### [Task]
Take each line that has the word "JSON" and return it.

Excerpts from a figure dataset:
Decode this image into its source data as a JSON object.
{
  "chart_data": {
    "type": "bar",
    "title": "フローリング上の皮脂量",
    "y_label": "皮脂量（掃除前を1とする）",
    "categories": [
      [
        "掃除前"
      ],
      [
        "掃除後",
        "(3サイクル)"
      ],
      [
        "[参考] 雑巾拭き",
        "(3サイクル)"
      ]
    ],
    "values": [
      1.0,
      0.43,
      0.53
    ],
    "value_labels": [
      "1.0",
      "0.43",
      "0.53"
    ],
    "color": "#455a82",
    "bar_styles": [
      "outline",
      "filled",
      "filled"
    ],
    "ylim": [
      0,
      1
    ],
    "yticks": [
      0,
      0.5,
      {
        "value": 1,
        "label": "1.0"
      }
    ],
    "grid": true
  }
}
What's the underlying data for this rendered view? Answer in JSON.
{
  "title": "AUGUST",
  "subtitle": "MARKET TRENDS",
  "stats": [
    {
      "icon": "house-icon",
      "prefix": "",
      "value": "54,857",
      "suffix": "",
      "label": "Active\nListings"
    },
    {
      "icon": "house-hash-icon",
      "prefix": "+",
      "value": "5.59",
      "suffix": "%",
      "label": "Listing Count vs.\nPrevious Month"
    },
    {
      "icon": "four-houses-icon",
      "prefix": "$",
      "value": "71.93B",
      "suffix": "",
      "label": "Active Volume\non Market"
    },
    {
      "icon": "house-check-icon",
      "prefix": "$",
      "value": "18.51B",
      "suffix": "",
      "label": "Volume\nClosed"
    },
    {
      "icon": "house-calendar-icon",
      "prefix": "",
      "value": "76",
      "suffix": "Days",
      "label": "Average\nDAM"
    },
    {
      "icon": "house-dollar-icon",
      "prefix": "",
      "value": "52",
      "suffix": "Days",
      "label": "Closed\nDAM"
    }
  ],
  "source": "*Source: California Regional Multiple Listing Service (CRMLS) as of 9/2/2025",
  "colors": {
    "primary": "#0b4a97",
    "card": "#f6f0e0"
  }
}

### [Task answer]
Decode this image into its source data as a JSON object.
What's the underlying data for this rendered view? Answer in JSON.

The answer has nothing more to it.